— Start Stored rows —

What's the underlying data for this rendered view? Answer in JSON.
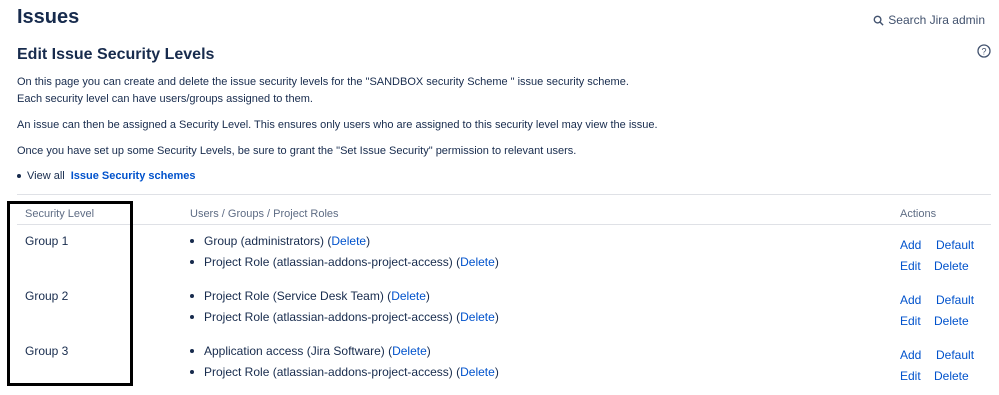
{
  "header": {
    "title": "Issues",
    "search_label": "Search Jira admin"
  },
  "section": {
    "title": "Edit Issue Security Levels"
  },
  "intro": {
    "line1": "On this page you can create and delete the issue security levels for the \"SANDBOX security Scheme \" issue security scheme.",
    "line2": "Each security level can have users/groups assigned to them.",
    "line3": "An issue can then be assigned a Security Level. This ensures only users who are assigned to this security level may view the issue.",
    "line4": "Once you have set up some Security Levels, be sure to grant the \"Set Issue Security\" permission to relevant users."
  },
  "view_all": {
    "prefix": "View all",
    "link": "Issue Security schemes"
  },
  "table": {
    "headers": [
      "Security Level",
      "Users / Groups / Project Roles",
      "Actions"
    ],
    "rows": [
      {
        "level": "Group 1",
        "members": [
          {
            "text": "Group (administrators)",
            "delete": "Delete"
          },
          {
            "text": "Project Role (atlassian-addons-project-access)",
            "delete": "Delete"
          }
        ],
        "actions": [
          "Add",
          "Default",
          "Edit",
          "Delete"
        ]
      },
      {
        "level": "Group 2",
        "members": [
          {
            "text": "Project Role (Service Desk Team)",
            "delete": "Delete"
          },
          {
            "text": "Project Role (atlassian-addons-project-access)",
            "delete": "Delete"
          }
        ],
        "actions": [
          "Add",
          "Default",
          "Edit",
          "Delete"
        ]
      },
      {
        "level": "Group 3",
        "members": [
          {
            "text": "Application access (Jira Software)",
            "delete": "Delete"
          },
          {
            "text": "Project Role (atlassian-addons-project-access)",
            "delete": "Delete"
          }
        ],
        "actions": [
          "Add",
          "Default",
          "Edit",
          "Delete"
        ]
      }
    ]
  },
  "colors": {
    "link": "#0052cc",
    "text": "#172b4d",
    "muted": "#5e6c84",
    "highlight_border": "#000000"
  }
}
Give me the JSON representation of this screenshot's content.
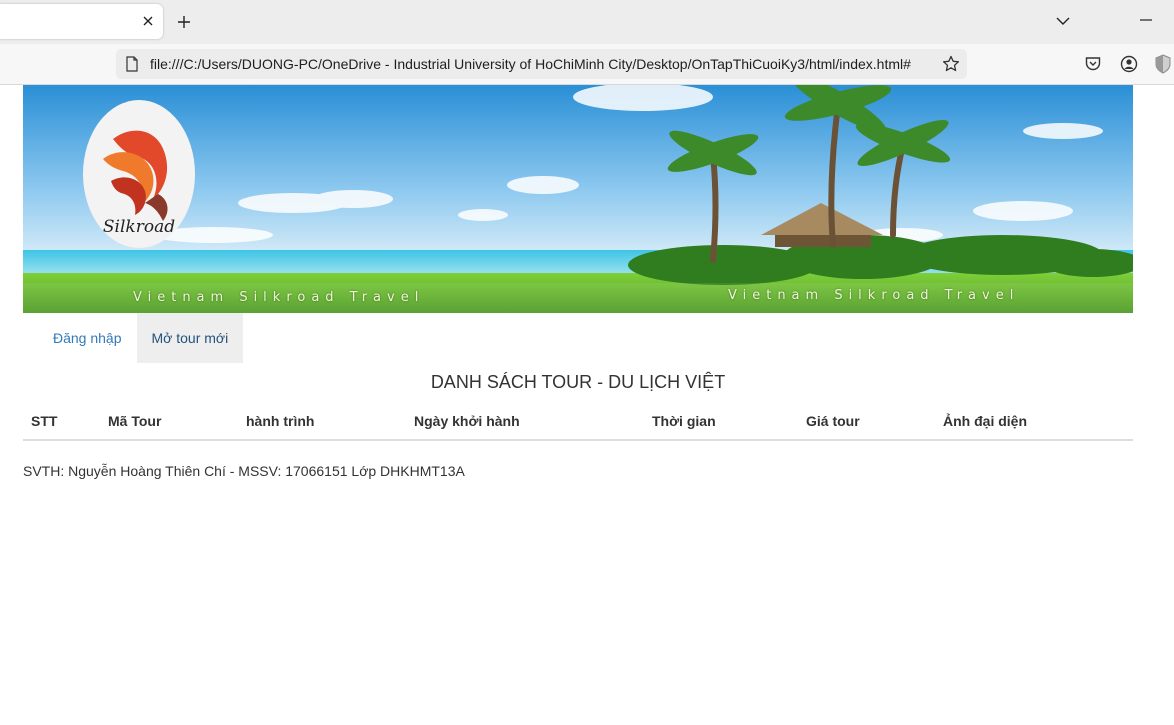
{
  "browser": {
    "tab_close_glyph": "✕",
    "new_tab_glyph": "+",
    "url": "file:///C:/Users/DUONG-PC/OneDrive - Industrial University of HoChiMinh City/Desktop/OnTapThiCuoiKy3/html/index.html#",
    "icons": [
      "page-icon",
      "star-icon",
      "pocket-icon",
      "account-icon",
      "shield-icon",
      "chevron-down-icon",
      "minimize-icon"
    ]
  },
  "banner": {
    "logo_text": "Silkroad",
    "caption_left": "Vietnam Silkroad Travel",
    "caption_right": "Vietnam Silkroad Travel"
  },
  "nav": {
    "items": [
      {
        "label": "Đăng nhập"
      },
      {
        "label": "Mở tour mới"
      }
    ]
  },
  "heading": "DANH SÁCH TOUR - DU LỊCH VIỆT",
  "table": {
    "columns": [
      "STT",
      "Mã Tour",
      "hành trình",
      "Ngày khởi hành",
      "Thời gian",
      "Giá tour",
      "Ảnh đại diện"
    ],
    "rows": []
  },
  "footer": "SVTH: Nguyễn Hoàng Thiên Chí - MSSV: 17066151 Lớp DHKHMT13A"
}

— End Stored rows —

### Problem to solve
Print the records word for word and exclude any picture they hold.

### Exercise answer
What's the underlying data for this rendered view? Answer in JSON.
{
  "header": {
    "title": "Issues",
    "search_label": "Search Jira admin"
  },
  "section": {
    "title": "Edit Issue Security Levels"
  },
  "intro": {
    "line1": "On this page you can create and delete the issue security levels for the \"SANDBOX security Scheme \" issue security scheme.",
    "line2": "Each security level can have users/groups assigned to them.",
    "line3": "An issue can then be assigned a Security Level. This ensures only users who are assigned to this security level may view the issue.",
    "line4": "Once you have set up some Security Levels, be sure to grant the \"Set Issue Security\" permission to relevant users."
  },
  "view_all": {
    "prefix": "View all",
    "link": "Issue Security schemes"
  },
  "table": {
    "headers": [
      "Security Level",
      "Users / Groups / Project Roles",
      "Actions"
    ],
    "rows": [
      {
        "level": "Group 1",
        "members": [
          {
            "text": "Group (administrators)",
            "delete": "Delete"
          },
          {
            "text": "Project Role (atlassian-addons-project-access)",
            "delete": "Delete"
          }
        ],
        "actions": [
          "Add",
          "Default",
          "Edit",
          "Delete"
        ]
      },
      {
        "level": "Group 2",
        "members": [
          {
            "text": "Project Role (Service Desk Team)",
            "delete": "Delete"
          },
          {
            "text": "Project Role (atlassian-addons-project-access)",
            "delete": "Delete"
          }
        ],
        "actions": [
          "Add",
          "Default",
          "Edit",
          "Delete"
        ]
      },
      {
        "level": "Group 3",
        "members": [
          {
            "text": "Application access (Jira Software)",
            "delete": "Delete"
          },
          {
            "text": "Project Role (atlassian-addons-project-access)",
            "delete": "Delete"
          }
        ],
        "actions": [
          "Add",
          "Default",
          "Edit",
          "Delete"
        ]
      }
    ]
  },
  "colors": {
    "link": "#0052cc",
    "text": "#172b4d",
    "muted": "#5e6c84",
    "highlight_border": "#000000"
  }
}
Give me the JSON representation of this screenshot's content.
{
  "browser": {
    "tab_close_glyph": "✕",
    "new_tab_glyph": "+",
    "url": "file:///C:/Users/DUONG-PC/OneDrive - Industrial University of HoChiMinh City/Desktop/OnTapThiCuoiKy3/html/index.html#",
    "icons": [
      "page-icon",
      "star-icon",
      "pocket-icon",
      "account-icon",
      "shield-icon",
      "chevron-down-icon",
      "minimize-icon"
    ]
  },
  "banner": {
    "logo_text": "Silkroad",
    "caption_left": "Vietnam Silkroad Travel",
    "caption_right": "Vietnam Silkroad Travel"
  },
  "nav": {
    "items": [
      {
        "label": "Đăng nhập"
      },
      {
        "label": "Mở tour mới"
      }
    ]
  },
  "heading": "DANH SÁCH TOUR - DU LỊCH VIỆT",
  "table": {
    "columns": [
      "STT",
      "Mã Tour",
      "hành trình",
      "Ngày khởi hành",
      "Thời gian",
      "Giá tour",
      "Ảnh đại diện"
    ],
    "rows": []
  },
  "footer": "SVTH: Nguyễn Hoàng Thiên Chí - MSSV: 17066151 Lớp DHKHMT13A"
}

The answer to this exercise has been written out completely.